--- EXTRACTED INFORMATION ---

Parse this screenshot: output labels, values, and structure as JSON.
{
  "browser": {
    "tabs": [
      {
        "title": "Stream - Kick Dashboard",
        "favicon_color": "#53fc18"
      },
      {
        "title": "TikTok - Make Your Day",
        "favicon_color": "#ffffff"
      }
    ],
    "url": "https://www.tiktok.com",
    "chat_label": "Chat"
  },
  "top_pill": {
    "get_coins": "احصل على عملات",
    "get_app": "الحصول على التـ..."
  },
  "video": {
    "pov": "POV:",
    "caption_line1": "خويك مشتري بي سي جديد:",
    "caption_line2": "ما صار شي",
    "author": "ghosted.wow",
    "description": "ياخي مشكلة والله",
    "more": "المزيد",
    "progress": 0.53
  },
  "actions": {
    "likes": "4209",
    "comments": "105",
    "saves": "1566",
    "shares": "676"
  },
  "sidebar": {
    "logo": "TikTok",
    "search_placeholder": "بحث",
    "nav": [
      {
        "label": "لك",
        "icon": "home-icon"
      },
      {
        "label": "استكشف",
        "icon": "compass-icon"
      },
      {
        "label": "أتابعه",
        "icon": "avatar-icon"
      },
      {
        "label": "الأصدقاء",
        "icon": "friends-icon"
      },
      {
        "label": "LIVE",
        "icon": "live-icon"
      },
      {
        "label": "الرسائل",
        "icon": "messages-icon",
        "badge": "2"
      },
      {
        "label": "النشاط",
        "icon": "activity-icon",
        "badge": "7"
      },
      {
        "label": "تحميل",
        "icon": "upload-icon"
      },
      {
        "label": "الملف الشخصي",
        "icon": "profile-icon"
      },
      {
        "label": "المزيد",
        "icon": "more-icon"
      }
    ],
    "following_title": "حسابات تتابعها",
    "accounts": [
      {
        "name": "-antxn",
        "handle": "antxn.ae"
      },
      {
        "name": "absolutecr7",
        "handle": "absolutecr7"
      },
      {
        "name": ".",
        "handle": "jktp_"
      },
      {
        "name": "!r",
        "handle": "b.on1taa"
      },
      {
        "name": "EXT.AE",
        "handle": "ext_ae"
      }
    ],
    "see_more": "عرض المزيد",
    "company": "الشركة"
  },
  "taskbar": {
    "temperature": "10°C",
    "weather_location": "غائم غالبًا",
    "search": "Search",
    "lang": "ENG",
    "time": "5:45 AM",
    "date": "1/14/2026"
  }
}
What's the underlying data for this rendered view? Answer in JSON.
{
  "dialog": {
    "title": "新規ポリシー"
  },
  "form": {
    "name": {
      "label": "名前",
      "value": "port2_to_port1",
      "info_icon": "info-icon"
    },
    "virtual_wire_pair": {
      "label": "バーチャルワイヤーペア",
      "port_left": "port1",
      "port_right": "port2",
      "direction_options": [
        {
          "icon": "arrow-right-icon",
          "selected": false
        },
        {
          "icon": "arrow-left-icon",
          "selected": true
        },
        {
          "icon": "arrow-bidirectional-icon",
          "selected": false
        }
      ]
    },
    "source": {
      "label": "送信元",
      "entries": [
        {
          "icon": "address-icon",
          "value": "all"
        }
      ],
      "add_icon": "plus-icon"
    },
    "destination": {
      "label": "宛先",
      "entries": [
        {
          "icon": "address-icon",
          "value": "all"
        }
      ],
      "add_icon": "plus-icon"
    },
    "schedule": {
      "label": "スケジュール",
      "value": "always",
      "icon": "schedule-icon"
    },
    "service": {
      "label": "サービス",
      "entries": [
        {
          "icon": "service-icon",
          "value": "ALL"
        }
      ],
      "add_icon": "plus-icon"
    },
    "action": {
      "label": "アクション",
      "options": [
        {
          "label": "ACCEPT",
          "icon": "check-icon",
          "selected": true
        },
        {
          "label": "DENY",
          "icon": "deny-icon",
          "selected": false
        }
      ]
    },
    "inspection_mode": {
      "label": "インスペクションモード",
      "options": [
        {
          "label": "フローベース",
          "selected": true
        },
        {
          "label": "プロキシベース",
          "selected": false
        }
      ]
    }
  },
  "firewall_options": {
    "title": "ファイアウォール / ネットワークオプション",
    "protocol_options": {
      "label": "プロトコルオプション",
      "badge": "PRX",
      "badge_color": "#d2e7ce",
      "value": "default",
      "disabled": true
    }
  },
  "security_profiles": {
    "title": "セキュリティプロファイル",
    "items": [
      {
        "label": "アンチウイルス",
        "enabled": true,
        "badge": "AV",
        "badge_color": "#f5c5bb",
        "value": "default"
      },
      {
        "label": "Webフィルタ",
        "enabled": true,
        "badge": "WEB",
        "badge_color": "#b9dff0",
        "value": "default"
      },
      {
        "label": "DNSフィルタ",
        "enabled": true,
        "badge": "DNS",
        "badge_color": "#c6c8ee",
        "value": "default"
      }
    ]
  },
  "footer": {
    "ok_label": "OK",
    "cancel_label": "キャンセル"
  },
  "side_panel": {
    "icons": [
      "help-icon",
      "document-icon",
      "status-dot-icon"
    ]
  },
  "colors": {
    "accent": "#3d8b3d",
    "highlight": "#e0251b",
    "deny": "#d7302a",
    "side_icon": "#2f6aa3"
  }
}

---

◆ EXERCISE BRIEF
Write out all of the records once more, exactly.

◆ THE ANSWER
Parse this screenshot: output labels, values, and structure as JSON.
{
  "browser": {
    "tabs": [
      {
        "title": "Stream - Kick Dashboard",
        "favicon_color": "#53fc18"
      },
      {
        "title": "TikTok - Make Your Day",
        "favicon_color": "#ffffff"
      }
    ],
    "url": "https://www.tiktok.com",
    "chat_label": "Chat"
  },
  "top_pill": {
    "get_coins": "احصل على عملات",
    "get_app": "الحصول على التـ..."
  },
  "video": {
    "pov": "POV:",
    "caption_line1": "خويك مشتري بي سي جديد:",
    "caption_line2": "ما صار شي",
    "author": "ghosted.wow",
    "description": "ياخي مشكلة والله",
    "more": "المزيد",
    "progress": 0.53
  },
  "actions": {
    "likes": "4209",
    "comments": "105",
    "saves": "1566",
    "shares": "676"
  },
  "sidebar": {
    "logo": "TikTok",
    "search_placeholder": "بحث",
    "nav": [
      {
        "label": "لك",
        "icon": "home-icon"
      },
      {
        "label": "استكشف",
        "icon": "compass-icon"
      },
      {
        "label": "أتابعه",
        "icon": "avatar-icon"
      },
      {
        "label": "الأصدقاء",
        "icon": "friends-icon"
      },
      {
        "label": "LIVE",
        "icon": "live-icon"
      },
      {
        "label": "الرسائل",
        "icon": "messages-icon",
        "badge": "2"
      },
      {
        "label": "النشاط",
        "icon": "activity-icon",
        "badge": "7"
      },
      {
        "label": "تحميل",
        "icon": "upload-icon"
      },
      {
        "label": "الملف الشخصي",
        "icon": "profile-icon"
      },
      {
        "label": "المزيد",
        "icon": "more-icon"
      }
    ],
    "following_title": "حسابات تتابعها",
    "accounts": [
      {
        "name": "-antxn",
        "handle": "antxn.ae"
      },
      {
        "name": "absolutecr7",
        "handle": "absolutecr7"
      },
      {
        "name": ".",
        "handle": "jktp_"
      },
      {
        "name": "!r",
        "handle": "b.on1taa"
      },
      {
        "name": "EXT.AE",
        "handle": "ext_ae"
      }
    ],
    "see_more": "عرض المزيد",
    "company": "الشركة"
  },
  "taskbar": {
    "temperature": "10°C",
    "weather_location": "غائم غالبًا",
    "search": "Search",
    "lang": "ENG",
    "time": "5:45 AM",
    "date": "1/14/2026"
  }
}
What's the underlying data for this rendered view? Answer in JSON.
{
  "dialog": {
    "title": "新規ポリシー"
  },
  "form": {
    "name": {
      "label": "名前",
      "value": "port2_to_port1",
      "info_icon": "info-icon"
    },
    "virtual_wire_pair": {
      "label": "バーチャルワイヤーペア",
      "port_left": "port1",
      "port_right": "port2",
      "direction_options": [
        {
          "icon": "arrow-right-icon",
          "selected": false
        },
        {
          "icon": "arrow-left-icon",
          "selected": true
        },
        {
          "icon": "arrow-bidirectional-icon",
          "selected": false
        }
      ]
    },
    "source": {
      "label": "送信元",
      "entries": [
        {
          "icon": "address-icon",
          "value": "all"
        }
      ],
      "add_icon": "plus-icon"
    },
    "destination": {
      "label": "宛先",
      "entries": [
        {
          "icon": "address-icon",
          "value": "all"
        }
      ],
      "add_icon": "plus-icon"
    },
    "schedule": {
      "label": "スケジュール",
      "value": "always",
      "icon": "schedule-icon"
    },
    "service": {
      "label": "サービス",
      "entries": [
        {
          "icon": "service-icon",
          "value": "ALL"
        }
      ],
      "add_icon": "plus-icon"
    },
    "action": {
      "label": "アクション",
      "options": [
        {
          "label": "ACCEPT",
          "icon": "check-icon",
          "selected": true
        },
        {
          "label": "DENY",
          "icon": "deny-icon",
          "selected": false
        }
      ]
    },
    "inspection_mode": {
      "label": "インスペクションモード",
      "options": [
        {
          "label": "フローベース",
          "selected": true
        },
        {
          "label": "プロキシベース",
          "selected": false
        }
      ]
    }
  },
  "firewall_options": {
    "title": "ファイアウォール / ネットワークオプション",
    "protocol_options": {
      "label": "プロトコルオプション",
      "badge": "PRX",
      "badge_color": "#d2e7ce",
      "value": "default",
      "disabled": true
    }
  },
  "security_profiles": {
    "title": "セキュリティプロファイル",
    "items": [
      {
        "label": "アンチウイルス",
        "enabled": true,
        "badge": "AV",
        "badge_color": "#f5c5bb",
        "value": "default"
      },
      {
        "label": "Webフィルタ",
        "enabled": true,
        "badge": "WEB",
        "badge_color": "#b9dff0",
        "value": "default"
      },
      {
        "label": "DNSフィルタ",
        "enabled": true,
        "badge": "DNS",
        "badge_color": "#c6c8ee",
        "value": "default"
      }
    ]
  },
  "footer": {
    "ok_label": "OK",
    "cancel_label": "キャンセル"
  },
  "side_panel": {
    "icons": [
      "help-icon",
      "document-icon",
      "status-dot-icon"
    ]
  },
  "colors": {
    "accent": "#3d8b3d",
    "highlight": "#e0251b",
    "deny": "#d7302a",
    "side_icon": "#2f6aa3"
  }
}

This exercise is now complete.